(Dataset records on visual material)
■ ■ ■

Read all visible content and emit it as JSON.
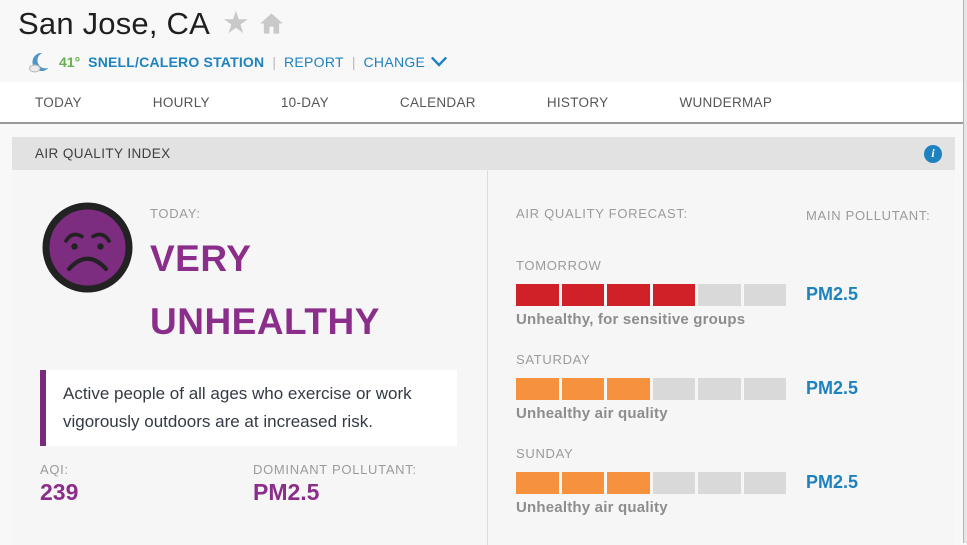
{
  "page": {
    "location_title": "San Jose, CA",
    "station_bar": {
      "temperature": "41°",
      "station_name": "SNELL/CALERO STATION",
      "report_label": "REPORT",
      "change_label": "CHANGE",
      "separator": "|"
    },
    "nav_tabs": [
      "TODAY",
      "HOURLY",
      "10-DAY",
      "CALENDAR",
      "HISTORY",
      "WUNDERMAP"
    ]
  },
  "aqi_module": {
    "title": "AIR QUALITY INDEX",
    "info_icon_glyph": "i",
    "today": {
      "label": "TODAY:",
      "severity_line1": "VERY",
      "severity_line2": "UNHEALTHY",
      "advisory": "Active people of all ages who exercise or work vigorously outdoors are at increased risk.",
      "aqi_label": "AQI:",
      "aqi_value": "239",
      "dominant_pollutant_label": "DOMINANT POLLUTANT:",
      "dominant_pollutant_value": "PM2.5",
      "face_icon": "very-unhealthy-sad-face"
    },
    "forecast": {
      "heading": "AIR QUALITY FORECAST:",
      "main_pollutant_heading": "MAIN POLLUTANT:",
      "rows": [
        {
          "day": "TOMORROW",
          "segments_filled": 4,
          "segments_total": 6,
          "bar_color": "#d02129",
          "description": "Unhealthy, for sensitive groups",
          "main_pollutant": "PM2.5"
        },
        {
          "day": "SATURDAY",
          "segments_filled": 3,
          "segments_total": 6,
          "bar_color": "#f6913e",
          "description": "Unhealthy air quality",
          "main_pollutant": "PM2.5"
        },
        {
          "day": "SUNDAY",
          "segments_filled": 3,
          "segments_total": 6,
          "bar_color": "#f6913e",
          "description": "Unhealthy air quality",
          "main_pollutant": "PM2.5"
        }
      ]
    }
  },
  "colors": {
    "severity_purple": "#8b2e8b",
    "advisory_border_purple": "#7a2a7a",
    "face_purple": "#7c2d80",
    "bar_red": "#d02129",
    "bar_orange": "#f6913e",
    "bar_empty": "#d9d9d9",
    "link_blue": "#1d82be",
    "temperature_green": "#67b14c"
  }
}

■ ■ ■

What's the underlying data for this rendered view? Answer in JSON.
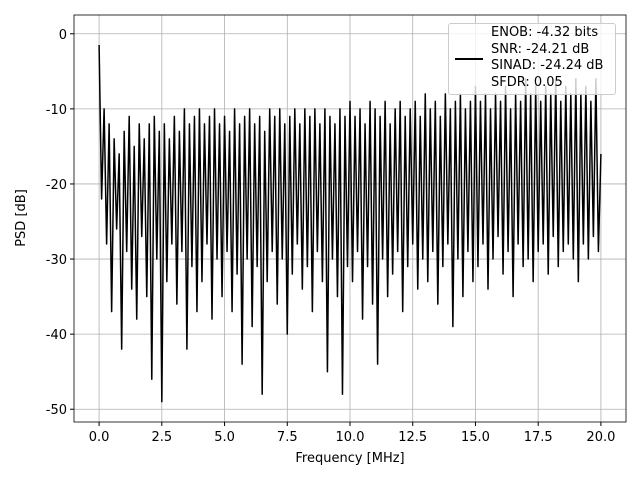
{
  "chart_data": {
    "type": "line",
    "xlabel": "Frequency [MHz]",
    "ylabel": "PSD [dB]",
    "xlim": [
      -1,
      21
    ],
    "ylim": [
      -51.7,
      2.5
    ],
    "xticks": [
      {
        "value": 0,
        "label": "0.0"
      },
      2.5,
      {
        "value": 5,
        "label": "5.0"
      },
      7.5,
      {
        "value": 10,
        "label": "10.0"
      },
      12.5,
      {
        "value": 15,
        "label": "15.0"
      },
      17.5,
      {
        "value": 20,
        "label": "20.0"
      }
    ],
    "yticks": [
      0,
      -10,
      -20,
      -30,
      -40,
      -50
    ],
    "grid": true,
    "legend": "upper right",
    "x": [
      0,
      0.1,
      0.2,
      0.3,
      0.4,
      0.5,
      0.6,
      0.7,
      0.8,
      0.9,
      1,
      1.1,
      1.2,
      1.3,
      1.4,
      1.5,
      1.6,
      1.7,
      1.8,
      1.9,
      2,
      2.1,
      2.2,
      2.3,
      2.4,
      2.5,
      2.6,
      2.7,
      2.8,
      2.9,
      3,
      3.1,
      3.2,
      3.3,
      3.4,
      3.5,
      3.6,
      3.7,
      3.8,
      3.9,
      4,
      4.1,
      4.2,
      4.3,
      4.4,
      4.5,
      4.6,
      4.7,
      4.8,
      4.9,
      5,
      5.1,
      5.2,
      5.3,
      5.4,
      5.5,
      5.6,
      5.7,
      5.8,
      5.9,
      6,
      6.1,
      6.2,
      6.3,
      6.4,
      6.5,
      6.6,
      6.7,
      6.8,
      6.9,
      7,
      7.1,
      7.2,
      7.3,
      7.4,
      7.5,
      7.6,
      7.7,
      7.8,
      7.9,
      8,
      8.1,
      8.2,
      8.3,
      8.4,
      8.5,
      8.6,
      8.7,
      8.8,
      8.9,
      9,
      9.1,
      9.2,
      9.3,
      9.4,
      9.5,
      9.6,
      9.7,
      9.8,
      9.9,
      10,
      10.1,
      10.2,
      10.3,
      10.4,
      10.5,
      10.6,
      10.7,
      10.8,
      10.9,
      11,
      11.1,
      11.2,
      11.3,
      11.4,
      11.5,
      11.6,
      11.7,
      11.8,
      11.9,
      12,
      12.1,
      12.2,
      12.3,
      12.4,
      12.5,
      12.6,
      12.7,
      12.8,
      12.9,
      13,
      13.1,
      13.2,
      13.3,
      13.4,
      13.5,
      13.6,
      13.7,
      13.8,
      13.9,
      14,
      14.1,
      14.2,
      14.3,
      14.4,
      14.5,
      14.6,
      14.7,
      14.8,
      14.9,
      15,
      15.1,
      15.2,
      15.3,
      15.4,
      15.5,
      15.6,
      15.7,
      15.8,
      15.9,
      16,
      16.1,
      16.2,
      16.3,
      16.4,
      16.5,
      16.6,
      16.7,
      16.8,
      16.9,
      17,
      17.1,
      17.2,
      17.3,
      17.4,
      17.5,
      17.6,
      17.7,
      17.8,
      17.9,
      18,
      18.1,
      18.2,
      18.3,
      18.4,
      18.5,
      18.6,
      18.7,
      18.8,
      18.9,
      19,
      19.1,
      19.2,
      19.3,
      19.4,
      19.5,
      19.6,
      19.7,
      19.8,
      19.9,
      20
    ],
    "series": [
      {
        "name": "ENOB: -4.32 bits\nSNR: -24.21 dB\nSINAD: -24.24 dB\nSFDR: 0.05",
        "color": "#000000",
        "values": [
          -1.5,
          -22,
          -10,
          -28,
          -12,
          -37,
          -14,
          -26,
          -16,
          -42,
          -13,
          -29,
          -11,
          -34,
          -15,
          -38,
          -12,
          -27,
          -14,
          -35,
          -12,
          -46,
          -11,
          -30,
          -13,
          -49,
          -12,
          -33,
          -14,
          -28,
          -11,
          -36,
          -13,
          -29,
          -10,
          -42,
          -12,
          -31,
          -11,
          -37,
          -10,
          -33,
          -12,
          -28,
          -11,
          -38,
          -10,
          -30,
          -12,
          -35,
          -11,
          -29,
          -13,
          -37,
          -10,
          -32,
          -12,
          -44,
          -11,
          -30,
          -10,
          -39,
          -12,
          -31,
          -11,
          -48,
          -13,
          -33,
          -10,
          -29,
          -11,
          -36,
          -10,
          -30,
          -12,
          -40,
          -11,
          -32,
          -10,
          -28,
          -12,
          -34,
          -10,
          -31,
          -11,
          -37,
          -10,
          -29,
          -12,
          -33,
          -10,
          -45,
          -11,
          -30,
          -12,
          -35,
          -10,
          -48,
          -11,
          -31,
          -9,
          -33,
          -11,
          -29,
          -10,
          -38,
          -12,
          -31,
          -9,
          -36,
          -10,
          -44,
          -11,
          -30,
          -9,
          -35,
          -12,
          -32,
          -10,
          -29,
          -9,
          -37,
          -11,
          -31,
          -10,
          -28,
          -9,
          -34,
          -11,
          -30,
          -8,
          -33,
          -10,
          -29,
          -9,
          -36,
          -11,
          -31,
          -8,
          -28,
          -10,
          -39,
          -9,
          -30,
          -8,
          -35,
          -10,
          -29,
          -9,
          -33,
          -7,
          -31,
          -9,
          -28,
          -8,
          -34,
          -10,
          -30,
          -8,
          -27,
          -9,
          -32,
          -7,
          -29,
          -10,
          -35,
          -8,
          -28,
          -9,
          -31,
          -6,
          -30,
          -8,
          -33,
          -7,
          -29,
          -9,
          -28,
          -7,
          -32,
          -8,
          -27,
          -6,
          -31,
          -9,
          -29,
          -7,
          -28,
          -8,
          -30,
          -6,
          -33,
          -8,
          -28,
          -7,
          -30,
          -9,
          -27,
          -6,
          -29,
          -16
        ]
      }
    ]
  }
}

■ ■ ■

#### EXERCISE DESCRIPTION:
Give only the number of lines above that hold the string "JSON".

#### EXERCISE RESULT:
2